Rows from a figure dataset

▬▬▬▬▬▬▬▬▬▬

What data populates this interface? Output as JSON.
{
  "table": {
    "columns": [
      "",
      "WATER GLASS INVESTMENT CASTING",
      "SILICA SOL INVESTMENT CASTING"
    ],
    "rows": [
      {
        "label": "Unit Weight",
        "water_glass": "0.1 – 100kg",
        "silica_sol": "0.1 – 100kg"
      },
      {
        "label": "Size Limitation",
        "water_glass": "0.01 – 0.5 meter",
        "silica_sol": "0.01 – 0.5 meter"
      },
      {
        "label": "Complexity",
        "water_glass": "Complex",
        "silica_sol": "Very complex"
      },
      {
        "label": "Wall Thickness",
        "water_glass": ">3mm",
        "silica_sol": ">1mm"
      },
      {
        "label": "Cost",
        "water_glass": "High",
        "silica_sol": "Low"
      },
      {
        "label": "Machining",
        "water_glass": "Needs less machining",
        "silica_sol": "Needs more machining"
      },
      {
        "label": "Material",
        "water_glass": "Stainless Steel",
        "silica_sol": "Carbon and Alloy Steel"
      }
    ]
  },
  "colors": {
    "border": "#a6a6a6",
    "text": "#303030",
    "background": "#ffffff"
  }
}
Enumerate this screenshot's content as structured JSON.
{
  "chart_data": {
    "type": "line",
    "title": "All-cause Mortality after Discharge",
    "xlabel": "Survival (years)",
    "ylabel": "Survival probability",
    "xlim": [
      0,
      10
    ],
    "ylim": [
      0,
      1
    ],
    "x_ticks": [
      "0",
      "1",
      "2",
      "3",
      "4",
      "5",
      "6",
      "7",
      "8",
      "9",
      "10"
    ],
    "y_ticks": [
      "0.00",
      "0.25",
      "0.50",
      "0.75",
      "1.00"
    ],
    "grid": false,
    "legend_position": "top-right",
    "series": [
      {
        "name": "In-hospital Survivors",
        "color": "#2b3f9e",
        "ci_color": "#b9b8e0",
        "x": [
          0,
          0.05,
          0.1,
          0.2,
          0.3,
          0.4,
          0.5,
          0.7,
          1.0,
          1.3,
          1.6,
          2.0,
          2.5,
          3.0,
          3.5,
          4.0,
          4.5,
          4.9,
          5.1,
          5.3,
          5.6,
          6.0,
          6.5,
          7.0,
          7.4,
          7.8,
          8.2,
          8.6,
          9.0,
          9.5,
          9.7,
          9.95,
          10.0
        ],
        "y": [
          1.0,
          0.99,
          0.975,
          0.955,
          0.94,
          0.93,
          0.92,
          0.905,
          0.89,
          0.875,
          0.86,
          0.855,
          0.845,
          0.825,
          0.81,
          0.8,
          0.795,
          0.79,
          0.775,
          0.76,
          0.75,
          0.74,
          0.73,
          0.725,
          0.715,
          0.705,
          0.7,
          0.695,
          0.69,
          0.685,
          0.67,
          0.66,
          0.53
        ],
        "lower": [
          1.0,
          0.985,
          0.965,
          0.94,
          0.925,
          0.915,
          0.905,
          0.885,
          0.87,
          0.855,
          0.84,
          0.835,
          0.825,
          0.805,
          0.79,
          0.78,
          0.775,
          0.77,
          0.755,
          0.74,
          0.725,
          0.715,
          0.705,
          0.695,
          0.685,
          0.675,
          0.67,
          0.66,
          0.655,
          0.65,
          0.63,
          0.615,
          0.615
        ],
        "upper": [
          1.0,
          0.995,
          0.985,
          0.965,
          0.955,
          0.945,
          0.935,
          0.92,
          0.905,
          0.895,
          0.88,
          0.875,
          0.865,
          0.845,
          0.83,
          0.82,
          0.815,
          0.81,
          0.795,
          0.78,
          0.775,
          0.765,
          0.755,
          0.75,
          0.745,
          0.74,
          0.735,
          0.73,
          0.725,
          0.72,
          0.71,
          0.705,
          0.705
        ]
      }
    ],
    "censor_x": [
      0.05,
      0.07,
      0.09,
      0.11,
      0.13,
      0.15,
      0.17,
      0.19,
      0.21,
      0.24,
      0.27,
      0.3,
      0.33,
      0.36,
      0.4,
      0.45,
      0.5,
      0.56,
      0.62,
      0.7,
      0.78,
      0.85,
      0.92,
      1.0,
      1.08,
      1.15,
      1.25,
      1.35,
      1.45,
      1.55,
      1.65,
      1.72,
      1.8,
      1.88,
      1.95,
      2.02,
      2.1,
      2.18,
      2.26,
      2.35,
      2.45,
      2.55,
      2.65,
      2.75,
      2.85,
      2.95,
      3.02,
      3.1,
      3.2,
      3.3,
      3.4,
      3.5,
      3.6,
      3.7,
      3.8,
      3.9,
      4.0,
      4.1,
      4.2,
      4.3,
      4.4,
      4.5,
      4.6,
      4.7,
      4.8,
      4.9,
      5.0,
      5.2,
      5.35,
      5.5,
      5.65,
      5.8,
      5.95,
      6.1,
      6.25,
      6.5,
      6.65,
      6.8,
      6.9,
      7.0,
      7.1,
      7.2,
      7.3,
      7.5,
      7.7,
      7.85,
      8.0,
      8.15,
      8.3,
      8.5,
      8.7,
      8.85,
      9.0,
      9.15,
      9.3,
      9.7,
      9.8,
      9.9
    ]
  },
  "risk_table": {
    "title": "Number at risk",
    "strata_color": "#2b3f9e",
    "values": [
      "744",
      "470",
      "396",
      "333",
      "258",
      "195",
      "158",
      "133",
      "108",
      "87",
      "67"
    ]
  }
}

▬▬▬▬▬▬▬▬▬▬

**WHAT YOU NEED TO DO:** Retype the material in full, character for character.

**WRITTEN ANSWER:**
What data populates this interface? Output as JSON.
{
  "table": {
    "columns": [
      "",
      "WATER GLASS INVESTMENT CASTING",
      "SILICA SOL INVESTMENT CASTING"
    ],
    "rows": [
      {
        "label": "Unit Weight",
        "water_glass": "0.1 – 100kg",
        "silica_sol": "0.1 – 100kg"
      },
      {
        "label": "Size Limitation",
        "water_glass": "0.01 – 0.5 meter",
        "silica_sol": "0.01 – 0.5 meter"
      },
      {
        "label": "Complexity",
        "water_glass": "Complex",
        "silica_sol": "Very complex"
      },
      {
        "label": "Wall Thickness",
        "water_glass": ">3mm",
        "silica_sol": ">1mm"
      },
      {
        "label": "Cost",
        "water_glass": "High",
        "silica_sol": "Low"
      },
      {
        "label": "Machining",
        "water_glass": "Needs less machining",
        "silica_sol": "Needs more machining"
      },
      {
        "label": "Material",
        "water_glass": "Stainless Steel",
        "silica_sol": "Carbon and Alloy Steel"
      }
    ]
  },
  "colors": {
    "border": "#a6a6a6",
    "text": "#303030",
    "background": "#ffffff"
  }
}
Enumerate this screenshot's content as structured JSON.
{
  "chart_data": {
    "type": "line",
    "title": "All-cause Mortality after Discharge",
    "xlabel": "Survival (years)",
    "ylabel": "Survival probability",
    "xlim": [
      0,
      10
    ],
    "ylim": [
      0,
      1
    ],
    "x_ticks": [
      "0",
      "1",
      "2",
      "3",
      "4",
      "5",
      "6",
      "7",
      "8",
      "9",
      "10"
    ],
    "y_ticks": [
      "0.00",
      "0.25",
      "0.50",
      "0.75",
      "1.00"
    ],
    "grid": false,
    "legend_position": "top-right",
    "series": [
      {
        "name": "In-hospital Survivors",
        "color": "#2b3f9e",
        "ci_color": "#b9b8e0",
        "x": [
          0,
          0.05,
          0.1,
          0.2,
          0.3,
          0.4,
          0.5,
          0.7,
          1.0,
          1.3,
          1.6,
          2.0,
          2.5,
          3.0,
          3.5,
          4.0,
          4.5,
          4.9,
          5.1,
          5.3,
          5.6,
          6.0,
          6.5,
          7.0,
          7.4,
          7.8,
          8.2,
          8.6,
          9.0,
          9.5,
          9.7,
          9.95,
          10.0
        ],
        "y": [
          1.0,
          0.99,
          0.975,
          0.955,
          0.94,
          0.93,
          0.92,
          0.905,
          0.89,
          0.875,
          0.86,
          0.855,
          0.845,
          0.825,
          0.81,
          0.8,
          0.795,
          0.79,
          0.775,
          0.76,
          0.75,
          0.74,
          0.73,
          0.725,
          0.715,
          0.705,
          0.7,
          0.695,
          0.69,
          0.685,
          0.67,
          0.66,
          0.53
        ],
        "lower": [
          1.0,
          0.985,
          0.965,
          0.94,
          0.925,
          0.915,
          0.905,
          0.885,
          0.87,
          0.855,
          0.84,
          0.835,
          0.825,
          0.805,
          0.79,
          0.78,
          0.775,
          0.77,
          0.755,
          0.74,
          0.725,
          0.715,
          0.705,
          0.695,
          0.685,
          0.675,
          0.67,
          0.66,
          0.655,
          0.65,
          0.63,
          0.615,
          0.615
        ],
        "upper": [
          1.0,
          0.995,
          0.985,
          0.965,
          0.955,
          0.945,
          0.935,
          0.92,
          0.905,
          0.895,
          0.88,
          0.875,
          0.865,
          0.845,
          0.83,
          0.82,
          0.815,
          0.81,
          0.795,
          0.78,
          0.775,
          0.765,
          0.755,
          0.75,
          0.745,
          0.74,
          0.735,
          0.73,
          0.725,
          0.72,
          0.71,
          0.705,
          0.705
        ]
      }
    ],
    "censor_x": [
      0.05,
      0.07,
      0.09,
      0.11,
      0.13,
      0.15,
      0.17,
      0.19,
      0.21,
      0.24,
      0.27,
      0.3,
      0.33,
      0.36,
      0.4,
      0.45,
      0.5,
      0.56,
      0.62,
      0.7,
      0.78,
      0.85,
      0.92,
      1.0,
      1.08,
      1.15,
      1.25,
      1.35,
      1.45,
      1.55,
      1.65,
      1.72,
      1.8,
      1.88,
      1.95,
      2.02,
      2.1,
      2.18,
      2.26,
      2.35,
      2.45,
      2.55,
      2.65,
      2.75,
      2.85,
      2.95,
      3.02,
      3.1,
      3.2,
      3.3,
      3.4,
      3.5,
      3.6,
      3.7,
      3.8,
      3.9,
      4.0,
      4.1,
      4.2,
      4.3,
      4.4,
      4.5,
      4.6,
      4.7,
      4.8,
      4.9,
      5.0,
      5.2,
      5.35,
      5.5,
      5.65,
      5.8,
      5.95,
      6.1,
      6.25,
      6.5,
      6.65,
      6.8,
      6.9,
      7.0,
      7.1,
      7.2,
      7.3,
      7.5,
      7.7,
      7.85,
      8.0,
      8.15,
      8.3,
      8.5,
      8.7,
      8.85,
      9.0,
      9.15,
      9.3,
      9.7,
      9.8,
      9.9
    ]
  },
  "risk_table": {
    "title": "Number at risk",
    "strata_color": "#2b3f9e",
    "values": [
      "744",
      "470",
      "396",
      "333",
      "258",
      "195",
      "158",
      "133",
      "108",
      "87",
      "67"
    ]
  }
}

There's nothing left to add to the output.